— Begin —

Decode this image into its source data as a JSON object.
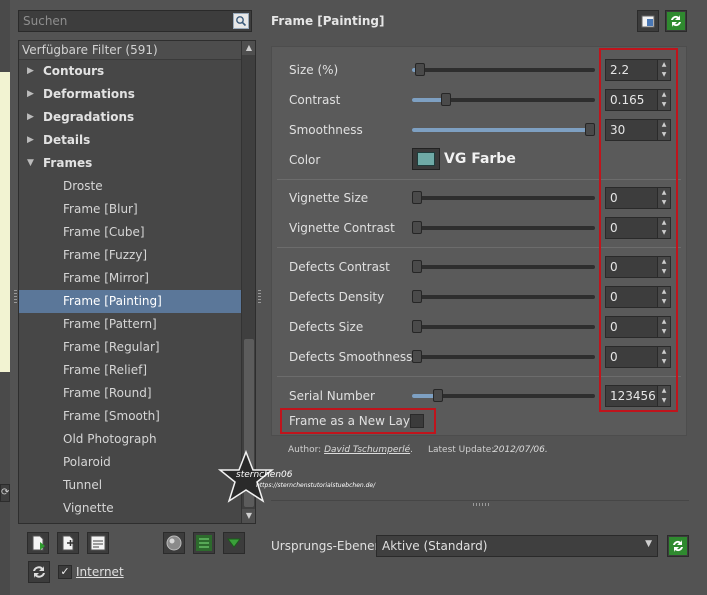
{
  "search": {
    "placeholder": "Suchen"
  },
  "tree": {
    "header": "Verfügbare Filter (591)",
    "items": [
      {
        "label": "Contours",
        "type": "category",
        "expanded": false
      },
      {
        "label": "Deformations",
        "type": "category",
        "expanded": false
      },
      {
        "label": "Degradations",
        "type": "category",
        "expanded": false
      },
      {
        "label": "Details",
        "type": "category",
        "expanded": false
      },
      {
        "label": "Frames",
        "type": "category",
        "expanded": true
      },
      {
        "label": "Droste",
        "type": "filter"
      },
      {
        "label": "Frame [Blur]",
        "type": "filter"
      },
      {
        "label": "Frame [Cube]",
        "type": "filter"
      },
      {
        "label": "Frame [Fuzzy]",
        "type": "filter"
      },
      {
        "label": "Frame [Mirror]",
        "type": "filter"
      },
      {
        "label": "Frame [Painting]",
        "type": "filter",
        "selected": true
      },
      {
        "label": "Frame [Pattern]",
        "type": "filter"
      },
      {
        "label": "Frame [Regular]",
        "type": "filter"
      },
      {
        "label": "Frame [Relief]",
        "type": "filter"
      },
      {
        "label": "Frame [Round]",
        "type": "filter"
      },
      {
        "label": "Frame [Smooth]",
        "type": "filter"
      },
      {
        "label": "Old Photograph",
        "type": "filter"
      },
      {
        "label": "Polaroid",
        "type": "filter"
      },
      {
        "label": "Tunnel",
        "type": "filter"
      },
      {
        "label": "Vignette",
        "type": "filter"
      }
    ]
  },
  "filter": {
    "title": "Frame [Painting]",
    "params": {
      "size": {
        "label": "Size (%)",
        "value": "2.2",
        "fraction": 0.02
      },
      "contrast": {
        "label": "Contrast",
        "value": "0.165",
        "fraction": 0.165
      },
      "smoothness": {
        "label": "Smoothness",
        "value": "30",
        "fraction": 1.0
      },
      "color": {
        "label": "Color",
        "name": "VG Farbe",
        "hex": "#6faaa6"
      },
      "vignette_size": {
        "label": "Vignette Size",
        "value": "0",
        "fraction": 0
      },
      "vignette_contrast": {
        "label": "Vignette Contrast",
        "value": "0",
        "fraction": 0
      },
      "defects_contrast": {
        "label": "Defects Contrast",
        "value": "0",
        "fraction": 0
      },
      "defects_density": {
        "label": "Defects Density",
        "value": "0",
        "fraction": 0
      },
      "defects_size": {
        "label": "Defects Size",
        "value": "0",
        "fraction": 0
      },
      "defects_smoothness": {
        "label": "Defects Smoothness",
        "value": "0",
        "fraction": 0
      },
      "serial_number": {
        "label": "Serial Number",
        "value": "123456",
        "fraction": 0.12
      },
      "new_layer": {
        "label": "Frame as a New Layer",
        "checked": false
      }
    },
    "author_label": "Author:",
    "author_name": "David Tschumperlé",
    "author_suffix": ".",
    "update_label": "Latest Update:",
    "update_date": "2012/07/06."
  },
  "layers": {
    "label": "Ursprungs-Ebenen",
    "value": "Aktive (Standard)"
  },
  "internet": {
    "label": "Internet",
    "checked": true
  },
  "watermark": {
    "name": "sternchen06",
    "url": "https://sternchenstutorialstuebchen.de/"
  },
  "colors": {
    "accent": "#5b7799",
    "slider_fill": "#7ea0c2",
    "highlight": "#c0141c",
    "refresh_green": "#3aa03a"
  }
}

— End —

» YOUR GOAL: Give back each entry exactly as it appears, with no pictures.

» FINAL RESULT:
Decode this image into its source data as a JSON object.
{
  "search": {
    "placeholder": "Suchen"
  },
  "tree": {
    "header": "Verfügbare Filter (591)",
    "items": [
      {
        "label": "Contours",
        "type": "category",
        "expanded": false
      },
      {
        "label": "Deformations",
        "type": "category",
        "expanded": false
      },
      {
        "label": "Degradations",
        "type": "category",
        "expanded": false
      },
      {
        "label": "Details",
        "type": "category",
        "expanded": false
      },
      {
        "label": "Frames",
        "type": "category",
        "expanded": true
      },
      {
        "label": "Droste",
        "type": "filter"
      },
      {
        "label": "Frame [Blur]",
        "type": "filter"
      },
      {
        "label": "Frame [Cube]",
        "type": "filter"
      },
      {
        "label": "Frame [Fuzzy]",
        "type": "filter"
      },
      {
        "label": "Frame [Mirror]",
        "type": "filter"
      },
      {
        "label": "Frame [Painting]",
        "type": "filter",
        "selected": true
      },
      {
        "label": "Frame [Pattern]",
        "type": "filter"
      },
      {
        "label": "Frame [Regular]",
        "type": "filter"
      },
      {
        "label": "Frame [Relief]",
        "type": "filter"
      },
      {
        "label": "Frame [Round]",
        "type": "filter"
      },
      {
        "label": "Frame [Smooth]",
        "type": "filter"
      },
      {
        "label": "Old Photograph",
        "type": "filter"
      },
      {
        "label": "Polaroid",
        "type": "filter"
      },
      {
        "label": "Tunnel",
        "type": "filter"
      },
      {
        "label": "Vignette",
        "type": "filter"
      }
    ]
  },
  "filter": {
    "title": "Frame [Painting]",
    "params": {
      "size": {
        "label": "Size (%)",
        "value": "2.2",
        "fraction": 0.02
      },
      "contrast": {
        "label": "Contrast",
        "value": "0.165",
        "fraction": 0.165
      },
      "smoothness": {
        "label": "Smoothness",
        "value": "30",
        "fraction": 1.0
      },
      "color": {
        "label": "Color",
        "name": "VG Farbe",
        "hex": "#6faaa6"
      },
      "vignette_size": {
        "label": "Vignette Size",
        "value": "0",
        "fraction": 0
      },
      "vignette_contrast": {
        "label": "Vignette Contrast",
        "value": "0",
        "fraction": 0
      },
      "defects_contrast": {
        "label": "Defects Contrast",
        "value": "0",
        "fraction": 0
      },
      "defects_density": {
        "label": "Defects Density",
        "value": "0",
        "fraction": 0
      },
      "defects_size": {
        "label": "Defects Size",
        "value": "0",
        "fraction": 0
      },
      "defects_smoothness": {
        "label": "Defects Smoothness",
        "value": "0",
        "fraction": 0
      },
      "serial_number": {
        "label": "Serial Number",
        "value": "123456",
        "fraction": 0.12
      },
      "new_layer": {
        "label": "Frame as a New Layer",
        "checked": false
      }
    },
    "author_label": "Author:",
    "author_name": "David Tschumperlé",
    "author_suffix": ".",
    "update_label": "Latest Update:",
    "update_date": "2012/07/06."
  },
  "layers": {
    "label": "Ursprungs-Ebenen",
    "value": "Aktive (Standard)"
  },
  "internet": {
    "label": "Internet",
    "checked": true
  },
  "watermark": {
    "name": "sternchen06",
    "url": "https://sternchenstutorialstuebchen.de/"
  },
  "colors": {
    "accent": "#5b7799",
    "slider_fill": "#7ea0c2",
    "highlight": "#c0141c",
    "refresh_green": "#3aa03a"
  }
}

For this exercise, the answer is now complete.